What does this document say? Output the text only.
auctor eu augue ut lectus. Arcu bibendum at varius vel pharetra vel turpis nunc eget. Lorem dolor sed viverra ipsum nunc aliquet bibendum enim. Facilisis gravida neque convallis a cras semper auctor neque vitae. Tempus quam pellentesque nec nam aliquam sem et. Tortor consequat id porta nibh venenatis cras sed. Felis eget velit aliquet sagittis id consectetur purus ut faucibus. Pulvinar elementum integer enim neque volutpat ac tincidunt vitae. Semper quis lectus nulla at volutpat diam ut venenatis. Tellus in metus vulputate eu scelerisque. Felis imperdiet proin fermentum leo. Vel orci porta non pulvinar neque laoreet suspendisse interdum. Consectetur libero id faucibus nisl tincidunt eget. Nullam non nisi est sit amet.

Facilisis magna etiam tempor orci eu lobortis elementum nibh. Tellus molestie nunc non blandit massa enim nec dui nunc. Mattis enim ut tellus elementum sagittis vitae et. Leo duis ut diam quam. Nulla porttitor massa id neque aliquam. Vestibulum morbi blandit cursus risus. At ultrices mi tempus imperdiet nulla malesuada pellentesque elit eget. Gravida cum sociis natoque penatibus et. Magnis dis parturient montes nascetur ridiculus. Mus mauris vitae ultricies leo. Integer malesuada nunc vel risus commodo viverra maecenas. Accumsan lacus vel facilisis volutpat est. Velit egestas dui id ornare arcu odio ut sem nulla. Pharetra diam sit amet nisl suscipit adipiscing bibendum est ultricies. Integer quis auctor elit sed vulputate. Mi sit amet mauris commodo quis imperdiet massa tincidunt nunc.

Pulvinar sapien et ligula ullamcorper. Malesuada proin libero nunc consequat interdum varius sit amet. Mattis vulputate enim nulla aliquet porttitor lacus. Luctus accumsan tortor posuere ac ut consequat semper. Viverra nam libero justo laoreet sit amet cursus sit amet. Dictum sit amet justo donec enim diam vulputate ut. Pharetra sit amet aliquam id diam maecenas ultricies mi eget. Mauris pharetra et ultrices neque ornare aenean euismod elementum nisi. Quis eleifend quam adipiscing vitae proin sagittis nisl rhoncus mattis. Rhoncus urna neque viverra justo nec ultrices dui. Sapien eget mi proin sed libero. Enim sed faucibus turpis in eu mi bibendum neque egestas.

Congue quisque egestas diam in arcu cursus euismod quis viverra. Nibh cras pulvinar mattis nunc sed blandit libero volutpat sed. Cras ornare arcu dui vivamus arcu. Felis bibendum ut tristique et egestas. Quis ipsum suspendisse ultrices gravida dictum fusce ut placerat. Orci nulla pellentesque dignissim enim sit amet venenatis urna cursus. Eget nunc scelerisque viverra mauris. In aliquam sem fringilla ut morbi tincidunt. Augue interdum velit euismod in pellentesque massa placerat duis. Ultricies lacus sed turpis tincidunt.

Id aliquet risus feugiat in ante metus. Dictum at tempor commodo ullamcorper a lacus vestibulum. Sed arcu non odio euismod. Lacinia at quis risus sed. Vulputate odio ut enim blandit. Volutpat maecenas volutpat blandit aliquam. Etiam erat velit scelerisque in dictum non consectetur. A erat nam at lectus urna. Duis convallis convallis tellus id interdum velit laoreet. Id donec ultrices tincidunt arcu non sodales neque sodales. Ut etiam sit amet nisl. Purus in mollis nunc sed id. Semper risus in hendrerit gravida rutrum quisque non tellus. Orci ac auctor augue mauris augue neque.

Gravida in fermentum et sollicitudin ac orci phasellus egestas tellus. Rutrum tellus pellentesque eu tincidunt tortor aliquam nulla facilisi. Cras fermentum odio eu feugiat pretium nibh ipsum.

..............................

**What this task involves**: In the records above, find each line that holds the word "Facilisis"; copy all such lines.

**Result**:
auctor eu augue ut lectus. Arcu bibendum at varius vel pharetra vel turpis nunc eget. Lorem dolor sed viverra ipsum nunc aliquet bibendum enim. Facilisis gravida neque convallis a cras semper auctor neque vitae. Tempus quam pellentesque nec nam aliquam sem et. Tortor consequat id porta nibh venenatis cras sed. Felis eget velit aliquet sagittis id consectetur purus ut faucibus. Pulvinar elementum integer enim neque volutpat ac tincidunt vitae. Semper quis lectus nulla at volutpat diam ut venenatis. Tellus in metus vulputate eu scelerisque. Felis imperdiet proin fermentum leo. Vel orci porta non pulvinar neque laoreet suspendisse interdum. Consectetur libero id faucibus nisl tincidunt eget. Nullam non nisi est sit amet.
Facilisis magna etiam tempor orci eu lobortis elementum nibh. Tellus molestie nunc non blandit massa enim nec dui nunc. Mattis enim ut tellus elementum sagittis vitae et. Leo duis ut diam quam. Nulla porttitor massa id neque aliquam. Vestibulum morbi blandit cursus risus. At ultrices mi tempus imperdiet nulla malesuada pellentesque elit eget. Gravida cum sociis natoque penatibus et. Magnis dis parturient montes nascetur ridiculus. Mus mauris vitae ultricies leo. Integer malesuada nunc vel risus commodo viverra maecenas. Accumsan lacus vel facilisis volutpat est. Velit egestas dui id ornare arcu odio ut sem nulla. Pharetra diam sit amet nisl suscipit adipiscing bibendum est ultricies. Integer quis auctor elit sed vulputate. Mi sit amet mauris commodo quis imperdiet massa tincidunt nunc.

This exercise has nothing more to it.